GOAL: Seek out every line containing the word "behulp", and copy each.

(Rows from a figure dataset)
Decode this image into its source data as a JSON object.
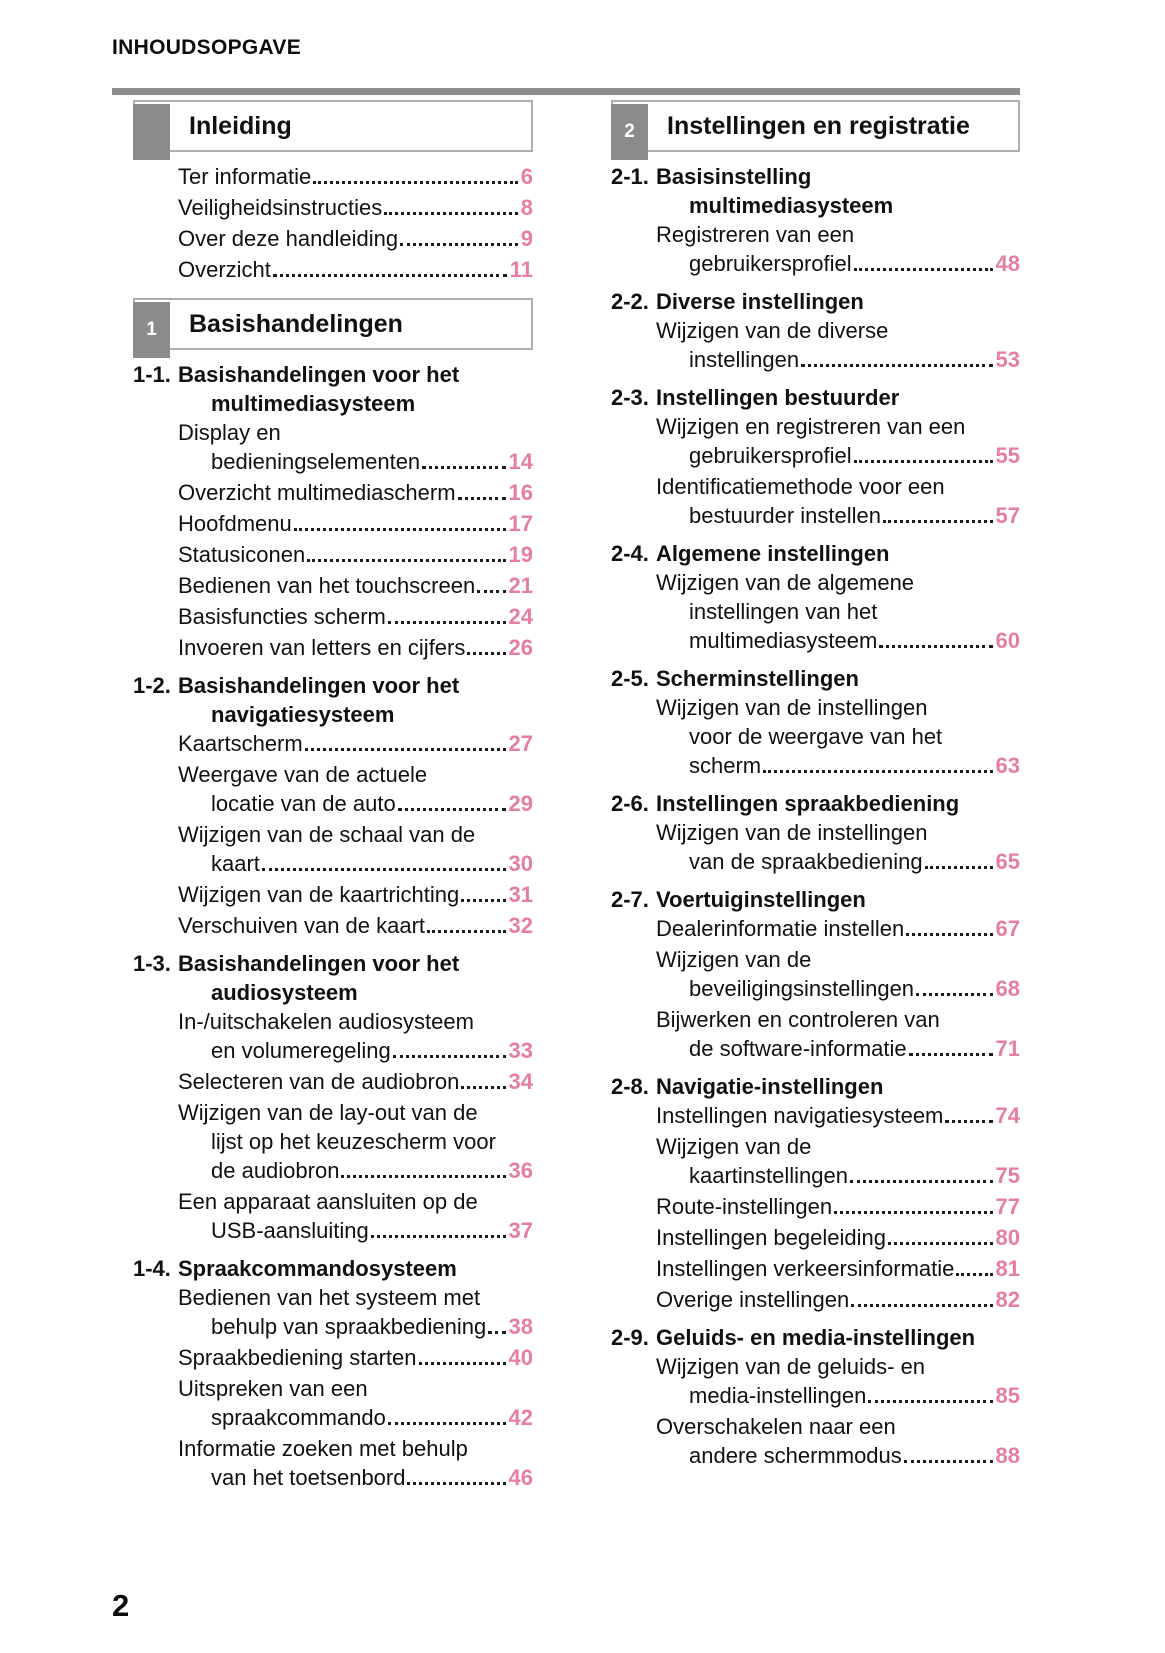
{
  "header": {
    "title": "INHOUDSOPGAVE"
  },
  "footer": {
    "page_number": "2"
  },
  "colors": {
    "accent_pink": "#e57e9f",
    "tab_gray": "#8b8b8b",
    "rule_gray": "#8d8d8d"
  },
  "columns": [
    {
      "items": [
        {
          "kind": "chapter",
          "num": "",
          "title": "Inleiding"
        },
        {
          "kind": "entry",
          "lines": [
            "Ter informatie"
          ],
          "page": "6"
        },
        {
          "kind": "entry",
          "lines": [
            "Veiligheidsinstructies"
          ],
          "page": "8"
        },
        {
          "kind": "entry",
          "lines": [
            "Over deze handleiding"
          ],
          "page": "9"
        },
        {
          "kind": "entry",
          "lines": [
            "Overzicht"
          ],
          "page": "11"
        },
        {
          "kind": "chapter",
          "num": "1",
          "title": "Basishandelingen"
        },
        {
          "kind": "section",
          "num": "1-1.",
          "lines": [
            "Basishandelingen voor het",
            "multimediasysteem"
          ]
        },
        {
          "kind": "entry",
          "lines": [
            "Display en",
            "bedieningselementen"
          ],
          "page": "14"
        },
        {
          "kind": "entry",
          "lines": [
            "Overzicht multimediascherm"
          ],
          "page": "16"
        },
        {
          "kind": "entry",
          "lines": [
            "Hoofdmenu"
          ],
          "page": "17"
        },
        {
          "kind": "entry",
          "lines": [
            "Statusiconen"
          ],
          "page": "19"
        },
        {
          "kind": "entry",
          "lines": [
            "Bedienen van het touchscreen"
          ],
          "page": "21"
        },
        {
          "kind": "entry",
          "lines": [
            "Basisfuncties scherm"
          ],
          "page": "24"
        },
        {
          "kind": "entry",
          "lines": [
            "Invoeren van letters en cijfers"
          ],
          "page": "26"
        },
        {
          "kind": "section",
          "num": "1-2.",
          "lines": [
            "Basishandelingen voor het",
            "navigatiesysteem"
          ]
        },
        {
          "kind": "entry",
          "lines": [
            "Kaartscherm"
          ],
          "page": "27"
        },
        {
          "kind": "entry",
          "lines": [
            "Weergave van de actuele",
            "locatie van de auto"
          ],
          "page": "29"
        },
        {
          "kind": "entry",
          "lines": [
            "Wijzigen van de schaal van de",
            "kaart"
          ],
          "page": "30"
        },
        {
          "kind": "entry",
          "lines": [
            "Wijzigen van de kaartrichting"
          ],
          "page": "31"
        },
        {
          "kind": "entry",
          "lines": [
            "Verschuiven van de kaart"
          ],
          "page": "32"
        },
        {
          "kind": "section",
          "num": "1-3.",
          "lines": [
            "Basishandelingen voor het",
            "audiosysteem"
          ]
        },
        {
          "kind": "entry",
          "lines": [
            "In-/uitschakelen audiosysteem",
            "en volumeregeling"
          ],
          "page": "33"
        },
        {
          "kind": "entry",
          "lines": [
            "Selecteren van de audiobron"
          ],
          "page": "34"
        },
        {
          "kind": "entry",
          "lines": [
            "Wijzigen van de lay-out van de",
            "lijst op het keuzescherm voor",
            "de audiobron"
          ],
          "page": "36"
        },
        {
          "kind": "entry",
          "lines": [
            "Een apparaat aansluiten op de",
            "USB-aansluiting"
          ],
          "page": "37"
        },
        {
          "kind": "section",
          "num": "1-4.",
          "lines": [
            "Spraakcommandosysteem"
          ]
        },
        {
          "kind": "entry",
          "lines": [
            "Bedienen van het systeem met",
            "behulp van spraakbediening"
          ],
          "page": "38"
        },
        {
          "kind": "entry",
          "lines": [
            "Spraakbediening starten"
          ],
          "page": "40"
        },
        {
          "kind": "entry",
          "lines": [
            "Uitspreken van een",
            "spraakcommando"
          ],
          "page": "42"
        },
        {
          "kind": "entry",
          "lines": [
            "Informatie zoeken met behulp",
            "van het toetsenbord"
          ],
          "page": "46"
        }
      ]
    },
    {
      "items": [
        {
          "kind": "chapter",
          "num": "2",
          "title": "Instellingen en registratie"
        },
        {
          "kind": "section",
          "num": "2-1.",
          "lines": [
            "Basisinstelling",
            "multimediasysteem"
          ]
        },
        {
          "kind": "entry",
          "lines": [
            "Registreren van een",
            "gebruikersprofiel"
          ],
          "page": "48"
        },
        {
          "kind": "section",
          "num": "2-2.",
          "lines": [
            "Diverse instellingen"
          ]
        },
        {
          "kind": "entry",
          "lines": [
            "Wijzigen van de diverse",
            "instellingen"
          ],
          "page": "53"
        },
        {
          "kind": "section",
          "num": "2-3.",
          "lines": [
            "Instellingen bestuurder"
          ]
        },
        {
          "kind": "entry",
          "lines": [
            "Wijzigen en registreren van een",
            "gebruikersprofiel"
          ],
          "page": "55"
        },
        {
          "kind": "entry",
          "lines": [
            "Identificatiemethode voor een",
            "bestuurder instellen"
          ],
          "page": "57"
        },
        {
          "kind": "section",
          "num": "2-4.",
          "lines": [
            "Algemene instellingen"
          ]
        },
        {
          "kind": "entry",
          "lines": [
            "Wijzigen van de algemene",
            "instellingen van het",
            "multimediasysteem"
          ],
          "page": "60"
        },
        {
          "kind": "section",
          "num": "2-5.",
          "lines": [
            "Scherminstellingen"
          ]
        },
        {
          "kind": "entry",
          "lines": [
            "Wijzigen van de instellingen",
            "voor de weergave van het",
            "scherm"
          ],
          "page": "63"
        },
        {
          "kind": "section",
          "num": "2-6.",
          "lines": [
            "Instellingen spraakbediening"
          ]
        },
        {
          "kind": "entry",
          "lines": [
            "Wijzigen van de instellingen",
            "van de spraakbediening"
          ],
          "page": "65"
        },
        {
          "kind": "section",
          "num": "2-7.",
          "lines": [
            "Voertuiginstellingen"
          ]
        },
        {
          "kind": "entry",
          "lines": [
            "Dealerinformatie instellen"
          ],
          "page": "67"
        },
        {
          "kind": "entry",
          "lines": [
            "Wijzigen van de",
            "beveiligingsinstellingen"
          ],
          "page": "68"
        },
        {
          "kind": "entry",
          "lines": [
            "Bijwerken en controleren van",
            "de software-informatie"
          ],
          "page": "71"
        },
        {
          "kind": "section",
          "num": "2-8.",
          "lines": [
            "Navigatie-instellingen"
          ]
        },
        {
          "kind": "entry",
          "lines": [
            "Instellingen navigatiesysteem"
          ],
          "page": "74"
        },
        {
          "kind": "entry",
          "lines": [
            "Wijzigen van de",
            "kaartinstellingen"
          ],
          "page": "75"
        },
        {
          "kind": "entry",
          "lines": [
            "Route-instellingen"
          ],
          "page": "77"
        },
        {
          "kind": "entry",
          "lines": [
            "Instellingen begeleiding"
          ],
          "page": "80"
        },
        {
          "kind": "entry",
          "lines": [
            "Instellingen verkeersinformatie"
          ],
          "page": "81"
        },
        {
          "kind": "entry",
          "lines": [
            "Overige instellingen"
          ],
          "page": "82"
        },
        {
          "kind": "section",
          "num": "2-9.",
          "lines": [
            "Geluids- en media-instellingen"
          ]
        },
        {
          "kind": "entry",
          "lines": [
            "Wijzigen van de geluids- en",
            "media-instellingen"
          ],
          "page": "85"
        },
        {
          "kind": "entry",
          "lines": [
            "Overschakelen naar een",
            "andere schermmodus"
          ],
          "page": "88"
        }
      ]
    }
  ]
}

SOLVED PROBLEM:
            "behulp van spraakbediening"
            "Informatie zoeken met behulp",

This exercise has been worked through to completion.